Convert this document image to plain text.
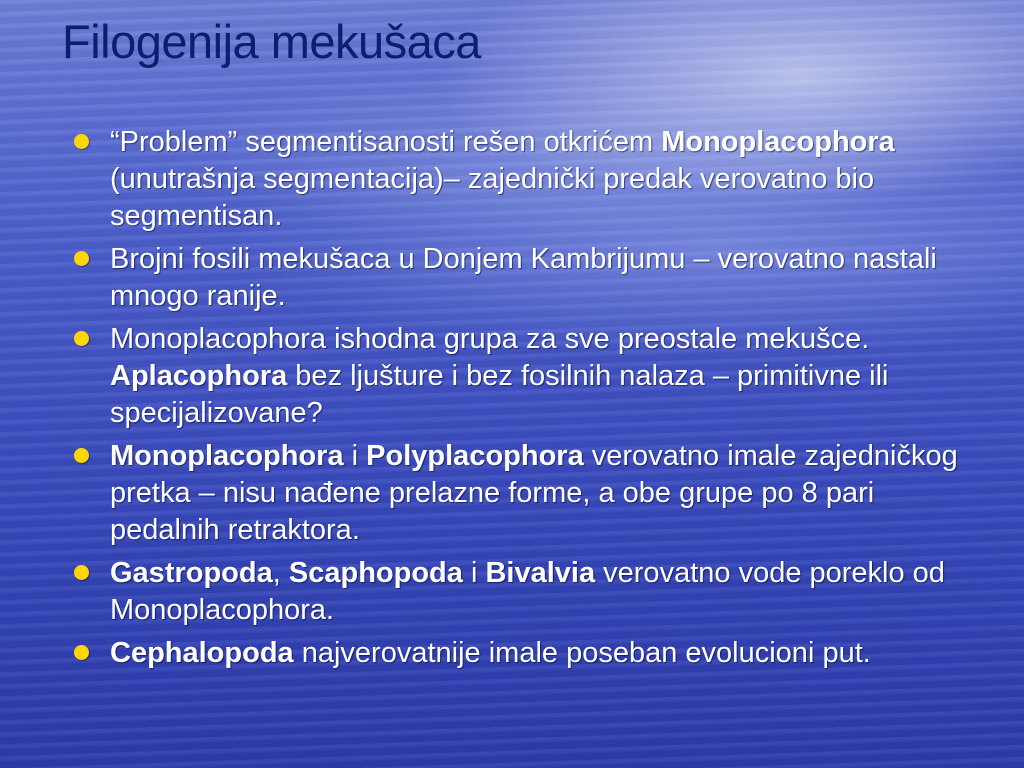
Filogenija mekušaca
“Problem” segmentisanosti rešen otkrićem Monoplacophora (unutrašnja segmentacija)– zajednički predak verovatno bio segmentisan.
Brojni fosili mekušaca u Donjem Kambrijumu – verovatno nastali mnogo ranije.
Monoplacophora ishodna grupa za sve preostale mekušce. Aplacophora bez ljušture i bez fosilnih nalaza – primitivne ili specijalizovane?
Monoplacophora i Polyplacophora verovatno imale zajedničkog pretka – nisu nađene prelazne forme, a obe grupe po 8 pari pedalnih retraktora.
Gastropoda, Scaphopoda i Bivalvia verovatno vode poreklo od Monoplacophora.
Cephalopoda najverovatnije imale poseban evolucioni put.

• • • • • • •

** Aim of the exercise **
Transcribe each line above verbatim, with the pictures left out.

** Expected answer **
Convert this document image to plain text.
Filogenija mekušaca
“Problem” segmentisanosti rešen otkrićem Monoplacophora (unutrašnja segmentacija)– zajednički predak verovatno bio segmentisan.
Brojni fosili mekušaca u Donjem Kambrijumu – verovatno nastali mnogo ranije.
Monoplacophora ishodna grupa za sve preostale mekušce. Aplacophora bez ljušture i bez fosilnih nalaza – primitivne ili specijalizovane?
Monoplacophora i Polyplacophora verovatno imale zajedničkog pretka – nisu nađene prelazne forme, a obe grupe po 8 pari pedalnih retraktora.
Gastropoda, Scaphopoda i Bivalvia verovatno vode poreklo od Monoplacophora.
Cephalopoda najverovatnije imale poseban evolucioni put.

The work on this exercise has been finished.